## begin Entries provided

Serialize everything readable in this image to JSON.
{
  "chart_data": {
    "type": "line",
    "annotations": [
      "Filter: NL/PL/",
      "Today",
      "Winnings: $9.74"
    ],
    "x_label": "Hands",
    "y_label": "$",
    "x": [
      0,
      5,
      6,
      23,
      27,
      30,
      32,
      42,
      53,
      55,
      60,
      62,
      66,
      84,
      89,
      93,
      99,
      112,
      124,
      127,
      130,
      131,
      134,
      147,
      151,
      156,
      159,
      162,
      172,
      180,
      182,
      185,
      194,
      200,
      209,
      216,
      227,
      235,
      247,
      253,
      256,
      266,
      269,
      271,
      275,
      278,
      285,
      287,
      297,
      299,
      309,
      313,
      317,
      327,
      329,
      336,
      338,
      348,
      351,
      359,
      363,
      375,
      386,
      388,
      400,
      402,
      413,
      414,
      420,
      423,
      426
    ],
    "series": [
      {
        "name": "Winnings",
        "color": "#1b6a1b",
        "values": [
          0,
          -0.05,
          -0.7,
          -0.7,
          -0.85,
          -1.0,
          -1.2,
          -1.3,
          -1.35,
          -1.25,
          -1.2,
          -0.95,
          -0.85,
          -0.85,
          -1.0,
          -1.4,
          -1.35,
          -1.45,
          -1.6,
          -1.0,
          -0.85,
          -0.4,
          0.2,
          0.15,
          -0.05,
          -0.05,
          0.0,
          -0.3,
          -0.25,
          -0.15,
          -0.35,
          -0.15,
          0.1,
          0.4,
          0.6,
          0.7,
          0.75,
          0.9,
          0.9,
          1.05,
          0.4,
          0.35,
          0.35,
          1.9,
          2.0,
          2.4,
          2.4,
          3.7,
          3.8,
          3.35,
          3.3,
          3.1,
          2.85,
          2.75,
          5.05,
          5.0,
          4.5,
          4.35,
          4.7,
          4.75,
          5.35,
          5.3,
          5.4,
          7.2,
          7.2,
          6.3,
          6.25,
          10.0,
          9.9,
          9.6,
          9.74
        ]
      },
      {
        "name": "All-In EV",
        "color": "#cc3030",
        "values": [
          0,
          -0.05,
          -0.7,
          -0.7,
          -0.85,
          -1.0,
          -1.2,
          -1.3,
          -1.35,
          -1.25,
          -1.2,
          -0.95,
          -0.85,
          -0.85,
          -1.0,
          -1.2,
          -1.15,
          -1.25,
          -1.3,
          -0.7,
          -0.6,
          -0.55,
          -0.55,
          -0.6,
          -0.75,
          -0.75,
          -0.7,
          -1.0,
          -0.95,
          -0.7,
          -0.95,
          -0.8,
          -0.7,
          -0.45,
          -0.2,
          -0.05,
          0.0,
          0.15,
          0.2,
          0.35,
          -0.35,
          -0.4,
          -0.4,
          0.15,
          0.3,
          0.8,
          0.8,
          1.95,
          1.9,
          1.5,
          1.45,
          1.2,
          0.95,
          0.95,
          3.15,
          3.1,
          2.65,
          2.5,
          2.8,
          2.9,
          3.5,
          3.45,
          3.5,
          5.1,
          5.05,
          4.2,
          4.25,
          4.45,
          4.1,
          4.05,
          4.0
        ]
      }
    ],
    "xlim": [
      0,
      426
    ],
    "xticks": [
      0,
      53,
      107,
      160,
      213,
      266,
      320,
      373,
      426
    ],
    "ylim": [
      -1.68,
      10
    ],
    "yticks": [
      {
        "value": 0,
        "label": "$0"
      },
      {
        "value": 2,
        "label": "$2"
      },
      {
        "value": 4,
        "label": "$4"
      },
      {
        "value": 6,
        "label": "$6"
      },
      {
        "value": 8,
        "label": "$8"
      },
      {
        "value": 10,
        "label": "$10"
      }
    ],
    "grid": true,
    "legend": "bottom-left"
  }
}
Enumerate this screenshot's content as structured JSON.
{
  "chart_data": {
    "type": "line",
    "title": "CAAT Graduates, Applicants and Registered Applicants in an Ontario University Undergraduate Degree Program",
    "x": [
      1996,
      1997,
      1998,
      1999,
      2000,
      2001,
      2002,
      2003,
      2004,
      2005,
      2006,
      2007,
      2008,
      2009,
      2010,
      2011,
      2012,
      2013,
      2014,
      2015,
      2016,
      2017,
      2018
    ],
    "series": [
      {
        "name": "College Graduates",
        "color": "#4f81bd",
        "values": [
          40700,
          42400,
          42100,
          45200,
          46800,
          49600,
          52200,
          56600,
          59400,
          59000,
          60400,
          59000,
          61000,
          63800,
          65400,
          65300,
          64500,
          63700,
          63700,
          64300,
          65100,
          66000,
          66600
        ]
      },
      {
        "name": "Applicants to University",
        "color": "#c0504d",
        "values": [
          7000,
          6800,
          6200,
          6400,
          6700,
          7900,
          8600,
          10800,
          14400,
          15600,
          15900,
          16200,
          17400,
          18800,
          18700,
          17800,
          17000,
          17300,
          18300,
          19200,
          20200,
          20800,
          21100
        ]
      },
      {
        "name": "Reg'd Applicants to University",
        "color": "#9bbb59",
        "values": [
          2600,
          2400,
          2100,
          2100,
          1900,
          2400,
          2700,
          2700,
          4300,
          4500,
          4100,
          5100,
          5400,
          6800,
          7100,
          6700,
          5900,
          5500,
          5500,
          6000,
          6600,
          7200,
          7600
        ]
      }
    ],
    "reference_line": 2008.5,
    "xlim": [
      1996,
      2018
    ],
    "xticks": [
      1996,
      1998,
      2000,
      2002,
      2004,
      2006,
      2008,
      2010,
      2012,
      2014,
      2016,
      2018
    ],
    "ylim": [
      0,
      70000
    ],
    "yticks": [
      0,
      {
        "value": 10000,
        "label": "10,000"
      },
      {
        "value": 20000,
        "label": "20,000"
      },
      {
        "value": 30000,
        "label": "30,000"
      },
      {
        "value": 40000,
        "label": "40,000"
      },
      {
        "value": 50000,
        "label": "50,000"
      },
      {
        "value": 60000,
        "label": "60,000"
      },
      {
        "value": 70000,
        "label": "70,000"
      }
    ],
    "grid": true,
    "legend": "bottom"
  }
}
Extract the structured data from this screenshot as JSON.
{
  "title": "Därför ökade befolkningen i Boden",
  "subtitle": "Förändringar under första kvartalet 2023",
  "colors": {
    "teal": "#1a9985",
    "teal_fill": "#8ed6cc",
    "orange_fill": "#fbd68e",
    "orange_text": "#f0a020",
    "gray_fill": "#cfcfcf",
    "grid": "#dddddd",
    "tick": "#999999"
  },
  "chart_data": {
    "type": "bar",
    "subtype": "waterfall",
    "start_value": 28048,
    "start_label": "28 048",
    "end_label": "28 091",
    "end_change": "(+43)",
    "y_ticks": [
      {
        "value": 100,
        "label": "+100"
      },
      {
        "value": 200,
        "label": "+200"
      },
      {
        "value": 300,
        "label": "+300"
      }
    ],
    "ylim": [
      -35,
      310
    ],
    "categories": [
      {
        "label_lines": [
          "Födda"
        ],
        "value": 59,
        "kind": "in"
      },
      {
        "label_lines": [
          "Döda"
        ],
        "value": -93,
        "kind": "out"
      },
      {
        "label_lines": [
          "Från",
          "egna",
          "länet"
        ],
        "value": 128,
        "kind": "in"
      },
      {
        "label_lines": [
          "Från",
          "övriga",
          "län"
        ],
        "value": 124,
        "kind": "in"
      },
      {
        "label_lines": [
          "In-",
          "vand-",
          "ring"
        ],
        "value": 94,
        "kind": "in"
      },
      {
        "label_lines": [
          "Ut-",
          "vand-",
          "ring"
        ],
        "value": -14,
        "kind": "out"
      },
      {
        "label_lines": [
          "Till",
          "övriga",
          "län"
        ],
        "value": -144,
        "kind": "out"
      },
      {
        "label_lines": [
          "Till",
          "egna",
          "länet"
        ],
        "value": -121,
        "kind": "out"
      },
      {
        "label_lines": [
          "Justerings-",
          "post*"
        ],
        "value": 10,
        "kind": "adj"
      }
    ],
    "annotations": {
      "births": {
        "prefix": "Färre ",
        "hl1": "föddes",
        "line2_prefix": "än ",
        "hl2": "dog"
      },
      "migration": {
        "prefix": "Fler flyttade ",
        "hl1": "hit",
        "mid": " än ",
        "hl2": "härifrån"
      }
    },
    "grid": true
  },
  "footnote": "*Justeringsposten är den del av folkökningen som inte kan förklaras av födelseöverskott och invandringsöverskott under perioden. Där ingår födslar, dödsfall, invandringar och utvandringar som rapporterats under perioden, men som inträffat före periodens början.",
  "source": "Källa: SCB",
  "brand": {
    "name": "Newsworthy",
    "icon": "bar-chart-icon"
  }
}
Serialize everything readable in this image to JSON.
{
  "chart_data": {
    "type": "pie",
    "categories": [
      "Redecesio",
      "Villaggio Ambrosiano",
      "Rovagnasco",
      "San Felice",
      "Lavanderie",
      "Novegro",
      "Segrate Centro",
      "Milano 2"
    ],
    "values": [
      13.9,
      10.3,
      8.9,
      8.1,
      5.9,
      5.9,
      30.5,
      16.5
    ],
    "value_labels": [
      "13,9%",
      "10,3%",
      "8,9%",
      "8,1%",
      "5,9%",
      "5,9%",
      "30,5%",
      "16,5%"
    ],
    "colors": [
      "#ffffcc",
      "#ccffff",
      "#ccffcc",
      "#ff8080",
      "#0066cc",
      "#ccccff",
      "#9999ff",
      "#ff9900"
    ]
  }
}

## end Entries provided

Required work:
Go through the material and select each line with the string "screenshot" in it.

Exercise output:
Enumerate this screenshot's content as structured JSON.
Extract the structured data from this screenshot as JSON.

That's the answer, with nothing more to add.